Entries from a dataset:
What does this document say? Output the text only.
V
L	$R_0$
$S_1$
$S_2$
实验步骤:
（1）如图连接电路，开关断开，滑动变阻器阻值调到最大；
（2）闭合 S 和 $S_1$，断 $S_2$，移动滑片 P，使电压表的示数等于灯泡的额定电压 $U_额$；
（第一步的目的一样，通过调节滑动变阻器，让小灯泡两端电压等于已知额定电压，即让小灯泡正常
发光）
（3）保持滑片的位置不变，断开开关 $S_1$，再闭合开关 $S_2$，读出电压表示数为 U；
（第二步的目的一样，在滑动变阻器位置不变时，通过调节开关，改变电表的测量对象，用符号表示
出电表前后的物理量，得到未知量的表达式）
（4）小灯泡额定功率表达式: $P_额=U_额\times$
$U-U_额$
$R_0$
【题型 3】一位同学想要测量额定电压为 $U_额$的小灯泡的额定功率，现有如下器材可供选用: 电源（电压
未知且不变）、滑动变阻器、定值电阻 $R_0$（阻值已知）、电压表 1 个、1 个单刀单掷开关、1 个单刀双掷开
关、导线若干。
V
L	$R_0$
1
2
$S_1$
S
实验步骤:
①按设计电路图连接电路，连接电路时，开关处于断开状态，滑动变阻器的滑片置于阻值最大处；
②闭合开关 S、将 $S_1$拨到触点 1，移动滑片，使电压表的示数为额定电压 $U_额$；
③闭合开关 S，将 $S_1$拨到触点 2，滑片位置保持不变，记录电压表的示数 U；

» WHAT TO WORK ON
Transcribe the material above word for word.

» EXERCISE OUTPUT
What does this document say? Output the text only.
V
L	$R_0$
$S_1$
$S_2$
实验步骤:
（1）如图连接电路，开关断开，滑动变阻器阻值调到最大；
（2）闭合 S 和 $S_1$，断 $S_2$，移动滑片 P，使电压表的示数等于灯泡的额定电压 $U_额$；
（第一步的目的一样，通过调节滑动变阻器，让小灯泡两端电压等于已知额定电压，即让小灯泡正常
发光）
（3）保持滑片的位置不变，断开开关 $S_1$，再闭合开关 $S_2$，读出电压表示数为 U；
（第二步的目的一样，在滑动变阻器位置不变时，通过调节开关，改变电表的测量对象，用符号表示
出电表前后的物理量，得到未知量的表达式）
（4）小灯泡额定功率表达式: $P_额=U_额\times$
$U-U_额$
$R_0$
【题型 3】一位同学想要测量额定电压为 $U_额$的小灯泡的额定功率，现有如下器材可供选用: 电源（电压
未知且不变）、滑动变阻器、定值电阻 $R_0$（阻值已知）、电压表 1 个、1 个单刀单掷开关、1 个单刀双掷开
关、导线若干。
V
L	$R_0$
1
2
$S_1$
S
实验步骤:
①按设计电路图连接电路，连接电路时，开关处于断开状态，滑动变阻器的滑片置于阻值最大处；
②闭合开关 S、将 $S_1$拨到触点 1，移动滑片，使电压表的示数为额定电压 $U_额$；
③闭合开关 S，将 $S_1$拨到触点 2，滑片位置保持不变，记录电压表的示数 U；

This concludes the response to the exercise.